- _Required task_
Go through the entries and count the lines with the string "镜花水月" in them. Give only that number.

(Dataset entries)
# # # #

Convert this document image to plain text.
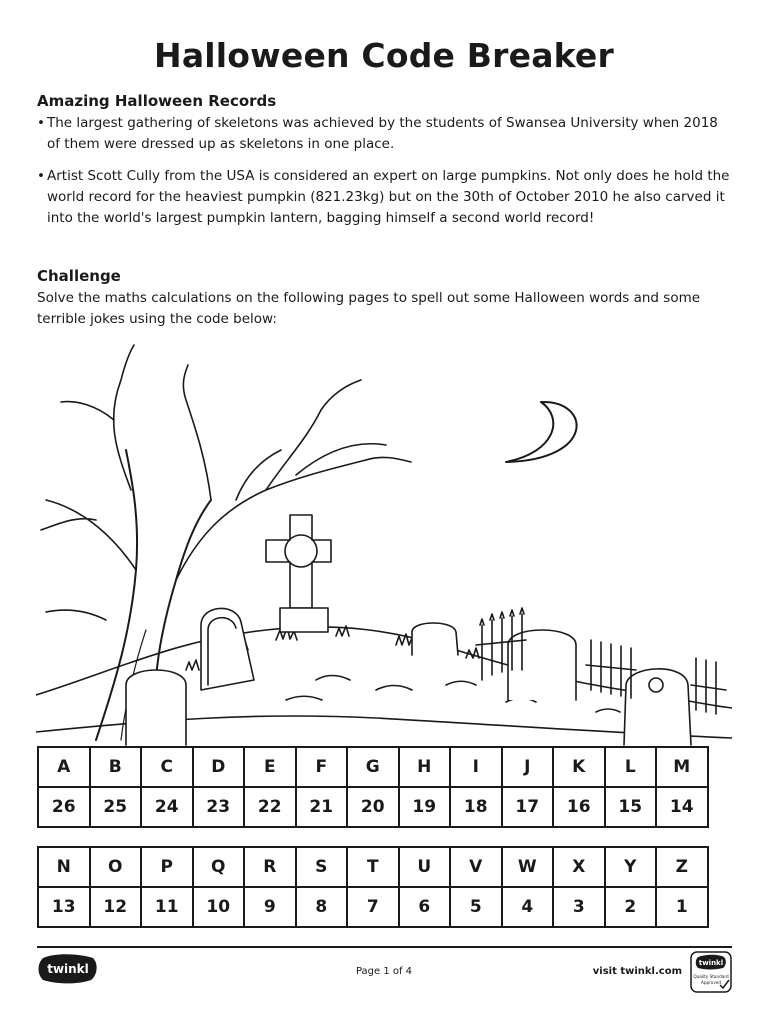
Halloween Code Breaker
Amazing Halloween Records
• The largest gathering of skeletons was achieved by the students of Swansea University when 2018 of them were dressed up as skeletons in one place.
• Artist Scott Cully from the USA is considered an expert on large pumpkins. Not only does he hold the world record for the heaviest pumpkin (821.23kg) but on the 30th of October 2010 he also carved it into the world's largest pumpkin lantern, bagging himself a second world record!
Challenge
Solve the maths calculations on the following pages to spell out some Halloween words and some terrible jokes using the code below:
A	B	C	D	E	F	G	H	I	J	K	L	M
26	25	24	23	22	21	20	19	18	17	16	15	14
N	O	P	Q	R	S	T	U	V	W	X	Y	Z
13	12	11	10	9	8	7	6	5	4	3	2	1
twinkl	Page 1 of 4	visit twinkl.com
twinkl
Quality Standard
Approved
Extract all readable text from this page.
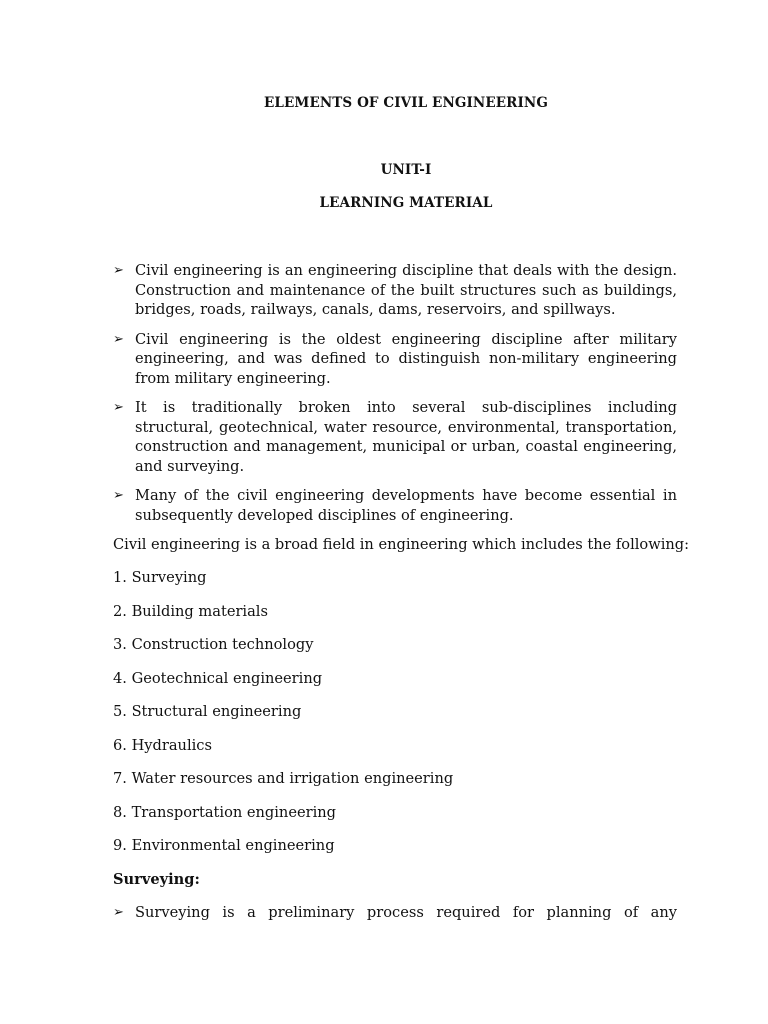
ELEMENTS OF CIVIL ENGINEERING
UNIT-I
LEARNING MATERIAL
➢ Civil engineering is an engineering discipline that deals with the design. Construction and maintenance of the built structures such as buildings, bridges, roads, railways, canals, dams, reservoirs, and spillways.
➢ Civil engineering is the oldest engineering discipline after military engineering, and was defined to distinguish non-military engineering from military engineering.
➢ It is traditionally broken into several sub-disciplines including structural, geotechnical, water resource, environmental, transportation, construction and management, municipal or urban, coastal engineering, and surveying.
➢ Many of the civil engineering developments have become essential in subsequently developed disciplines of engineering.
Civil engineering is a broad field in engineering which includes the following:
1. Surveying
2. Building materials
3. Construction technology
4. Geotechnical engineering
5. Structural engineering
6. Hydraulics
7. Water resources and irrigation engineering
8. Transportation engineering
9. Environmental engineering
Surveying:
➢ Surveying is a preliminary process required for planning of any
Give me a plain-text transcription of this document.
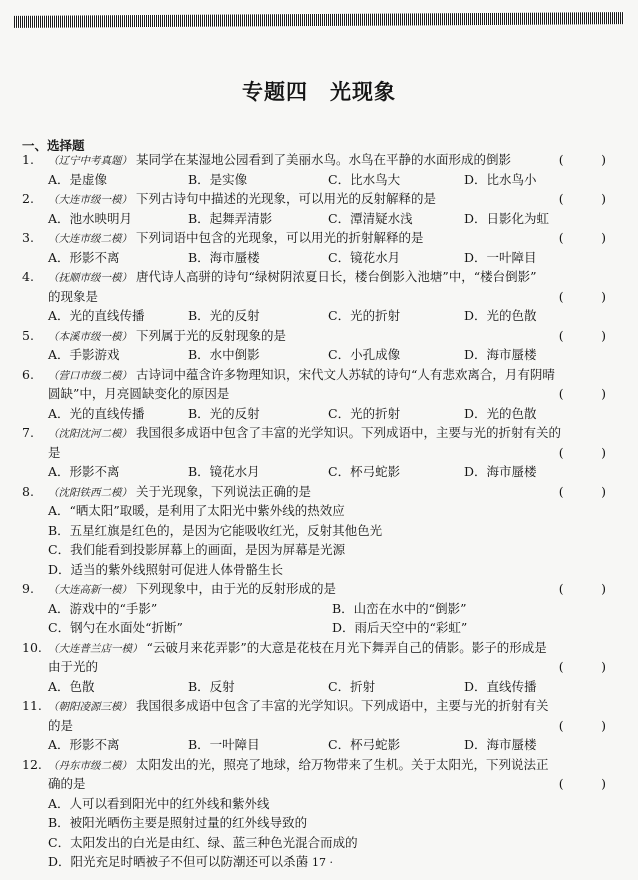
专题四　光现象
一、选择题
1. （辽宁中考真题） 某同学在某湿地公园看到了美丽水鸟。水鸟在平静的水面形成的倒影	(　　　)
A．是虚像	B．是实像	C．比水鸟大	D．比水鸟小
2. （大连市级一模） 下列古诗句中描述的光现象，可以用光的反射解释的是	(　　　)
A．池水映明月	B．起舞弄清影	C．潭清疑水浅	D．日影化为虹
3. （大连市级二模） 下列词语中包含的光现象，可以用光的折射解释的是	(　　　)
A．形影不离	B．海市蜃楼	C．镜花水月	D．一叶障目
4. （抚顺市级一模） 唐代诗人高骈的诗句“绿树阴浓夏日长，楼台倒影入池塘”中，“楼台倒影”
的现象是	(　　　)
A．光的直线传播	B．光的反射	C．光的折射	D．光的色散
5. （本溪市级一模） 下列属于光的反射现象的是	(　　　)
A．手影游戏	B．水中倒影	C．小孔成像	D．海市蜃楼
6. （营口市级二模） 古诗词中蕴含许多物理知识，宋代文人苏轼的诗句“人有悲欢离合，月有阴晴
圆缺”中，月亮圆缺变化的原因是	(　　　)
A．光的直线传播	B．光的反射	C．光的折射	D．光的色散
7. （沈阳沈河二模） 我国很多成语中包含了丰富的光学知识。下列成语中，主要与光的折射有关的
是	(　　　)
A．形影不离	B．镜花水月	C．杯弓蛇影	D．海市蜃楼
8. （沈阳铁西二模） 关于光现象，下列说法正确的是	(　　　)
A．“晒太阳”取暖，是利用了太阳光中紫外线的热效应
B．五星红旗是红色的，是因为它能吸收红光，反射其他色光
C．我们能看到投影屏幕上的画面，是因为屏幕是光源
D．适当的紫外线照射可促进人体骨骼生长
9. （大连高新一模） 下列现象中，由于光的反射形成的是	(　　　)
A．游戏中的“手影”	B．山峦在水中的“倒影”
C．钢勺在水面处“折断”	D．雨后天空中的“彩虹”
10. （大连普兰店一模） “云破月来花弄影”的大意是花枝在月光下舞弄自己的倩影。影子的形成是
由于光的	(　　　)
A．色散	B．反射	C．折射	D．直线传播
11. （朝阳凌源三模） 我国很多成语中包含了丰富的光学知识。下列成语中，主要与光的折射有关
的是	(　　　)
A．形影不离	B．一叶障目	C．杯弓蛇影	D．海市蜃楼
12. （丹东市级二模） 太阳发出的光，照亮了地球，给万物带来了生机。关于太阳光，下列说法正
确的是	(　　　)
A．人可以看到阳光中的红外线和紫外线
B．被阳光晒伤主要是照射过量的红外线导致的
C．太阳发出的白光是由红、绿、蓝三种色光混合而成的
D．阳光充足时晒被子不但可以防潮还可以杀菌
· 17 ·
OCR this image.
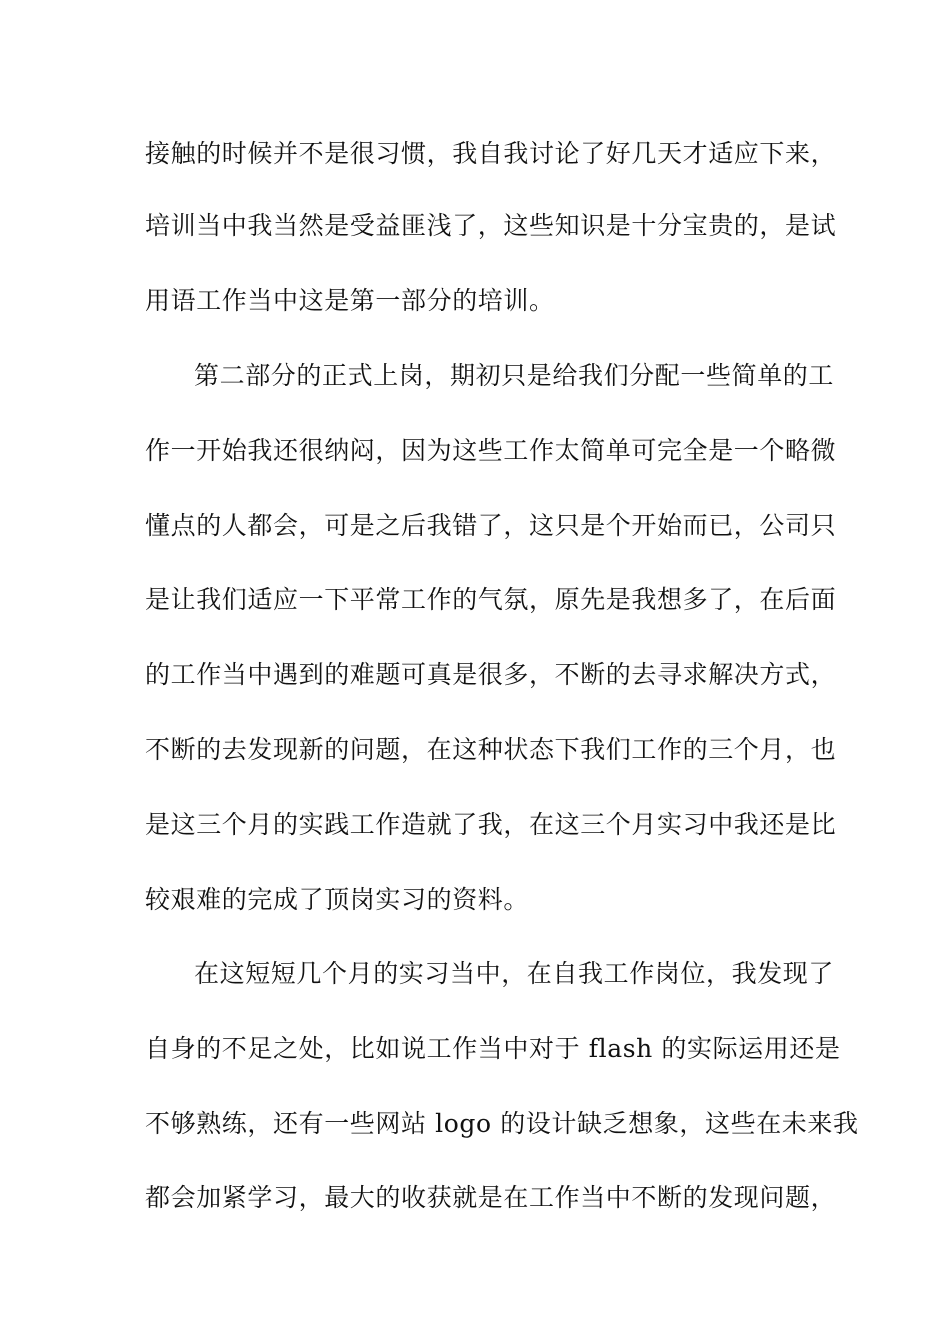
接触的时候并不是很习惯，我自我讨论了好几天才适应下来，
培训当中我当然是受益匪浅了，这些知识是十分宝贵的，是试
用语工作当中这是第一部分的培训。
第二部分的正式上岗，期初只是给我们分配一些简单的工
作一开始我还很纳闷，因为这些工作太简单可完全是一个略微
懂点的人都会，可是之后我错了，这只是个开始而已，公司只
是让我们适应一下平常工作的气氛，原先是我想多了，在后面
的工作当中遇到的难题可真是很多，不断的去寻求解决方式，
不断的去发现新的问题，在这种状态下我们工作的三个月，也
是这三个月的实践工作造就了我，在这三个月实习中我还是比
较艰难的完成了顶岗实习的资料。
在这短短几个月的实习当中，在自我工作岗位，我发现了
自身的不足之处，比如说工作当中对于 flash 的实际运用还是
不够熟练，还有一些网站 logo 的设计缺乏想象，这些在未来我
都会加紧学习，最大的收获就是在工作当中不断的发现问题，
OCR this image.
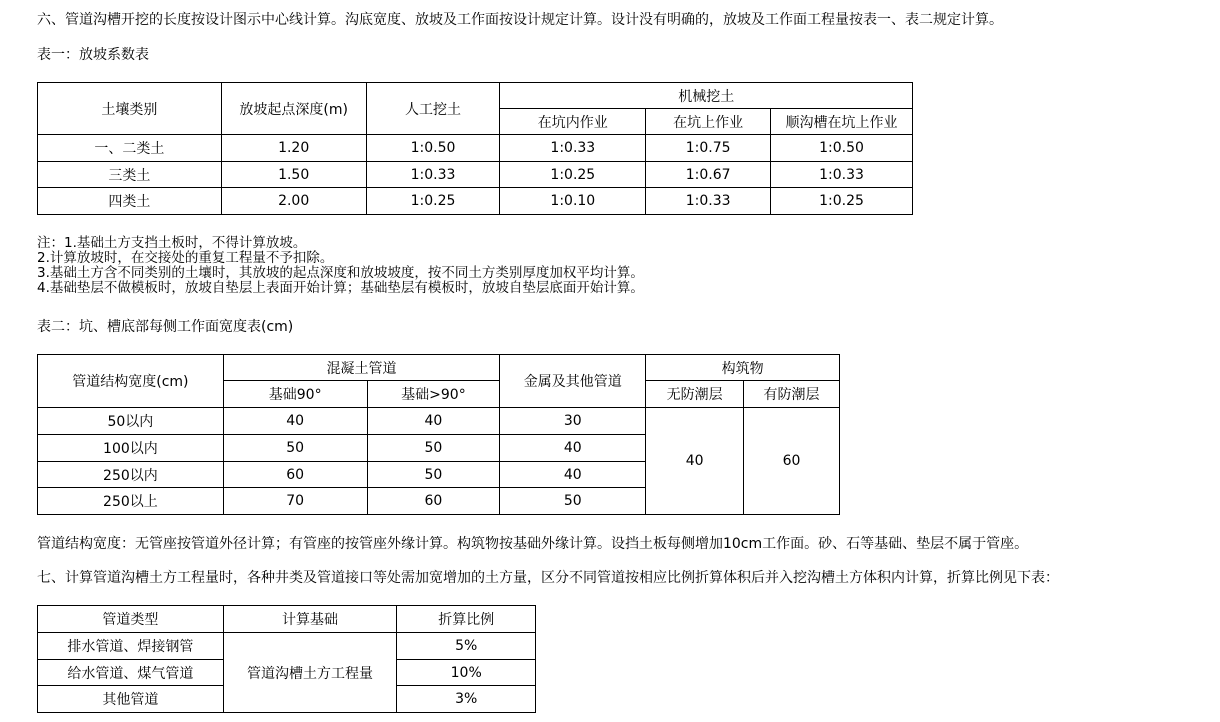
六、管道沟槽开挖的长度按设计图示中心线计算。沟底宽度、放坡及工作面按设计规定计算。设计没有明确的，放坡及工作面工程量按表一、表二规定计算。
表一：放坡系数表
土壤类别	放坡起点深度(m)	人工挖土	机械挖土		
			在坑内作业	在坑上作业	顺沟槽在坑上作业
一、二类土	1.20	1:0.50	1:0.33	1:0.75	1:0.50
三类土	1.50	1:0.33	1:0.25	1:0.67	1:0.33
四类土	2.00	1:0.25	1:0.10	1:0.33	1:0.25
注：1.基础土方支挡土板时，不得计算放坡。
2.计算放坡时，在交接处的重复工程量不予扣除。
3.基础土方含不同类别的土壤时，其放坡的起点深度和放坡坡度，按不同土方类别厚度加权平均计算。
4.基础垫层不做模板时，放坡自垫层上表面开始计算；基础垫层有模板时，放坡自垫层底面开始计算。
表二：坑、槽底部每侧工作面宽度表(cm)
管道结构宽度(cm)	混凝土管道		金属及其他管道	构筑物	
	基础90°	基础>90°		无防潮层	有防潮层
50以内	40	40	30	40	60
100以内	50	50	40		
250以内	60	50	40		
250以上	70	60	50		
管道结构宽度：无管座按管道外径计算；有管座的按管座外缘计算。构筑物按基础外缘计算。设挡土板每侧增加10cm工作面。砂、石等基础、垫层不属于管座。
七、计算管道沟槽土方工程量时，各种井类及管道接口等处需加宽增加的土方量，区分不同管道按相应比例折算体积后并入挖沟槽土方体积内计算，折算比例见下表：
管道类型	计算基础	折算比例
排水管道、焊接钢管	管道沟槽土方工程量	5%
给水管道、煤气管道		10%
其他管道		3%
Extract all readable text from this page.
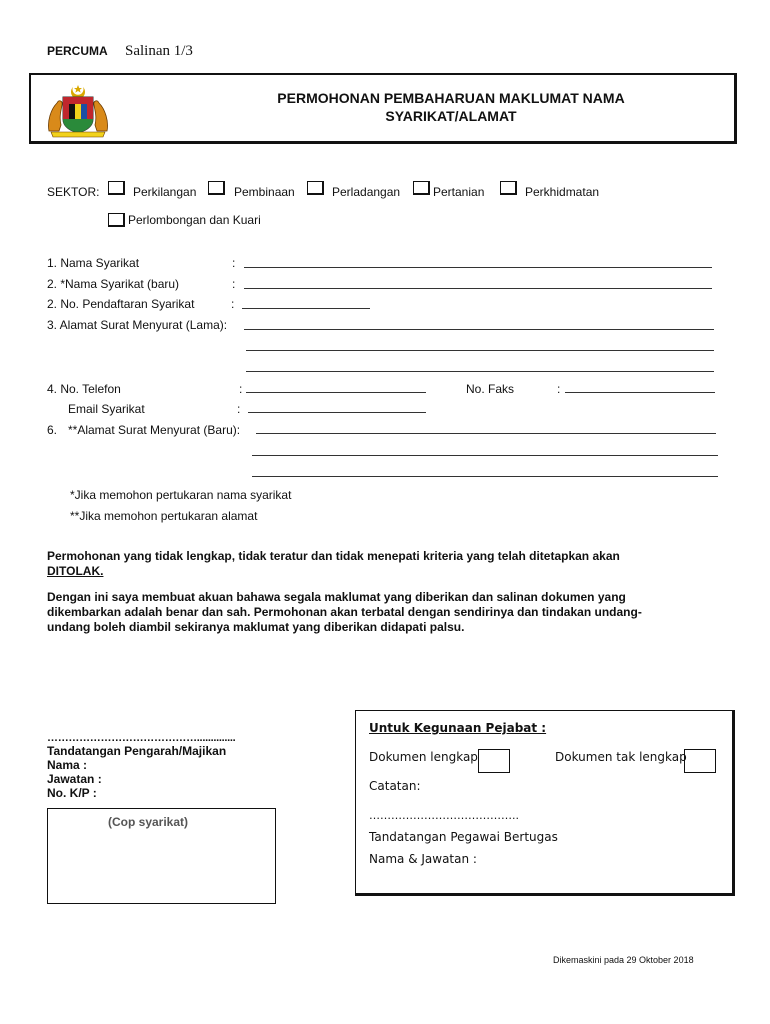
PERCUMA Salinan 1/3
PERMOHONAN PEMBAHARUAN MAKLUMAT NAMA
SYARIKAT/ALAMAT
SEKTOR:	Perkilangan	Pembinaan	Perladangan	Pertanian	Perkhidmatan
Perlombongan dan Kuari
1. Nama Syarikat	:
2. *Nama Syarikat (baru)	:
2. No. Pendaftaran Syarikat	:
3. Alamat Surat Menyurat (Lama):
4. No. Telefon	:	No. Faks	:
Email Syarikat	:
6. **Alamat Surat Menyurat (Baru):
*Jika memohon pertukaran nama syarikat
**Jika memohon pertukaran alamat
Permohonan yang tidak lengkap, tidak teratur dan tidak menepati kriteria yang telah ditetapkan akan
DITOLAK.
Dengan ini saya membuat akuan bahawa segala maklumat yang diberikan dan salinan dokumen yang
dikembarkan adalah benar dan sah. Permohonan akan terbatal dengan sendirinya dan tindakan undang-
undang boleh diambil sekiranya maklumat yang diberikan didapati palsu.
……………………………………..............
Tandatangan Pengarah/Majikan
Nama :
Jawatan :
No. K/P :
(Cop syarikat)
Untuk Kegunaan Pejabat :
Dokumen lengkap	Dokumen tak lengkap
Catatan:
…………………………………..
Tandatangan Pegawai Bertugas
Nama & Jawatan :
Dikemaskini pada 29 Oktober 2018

# # # #

- _Output for this task_
2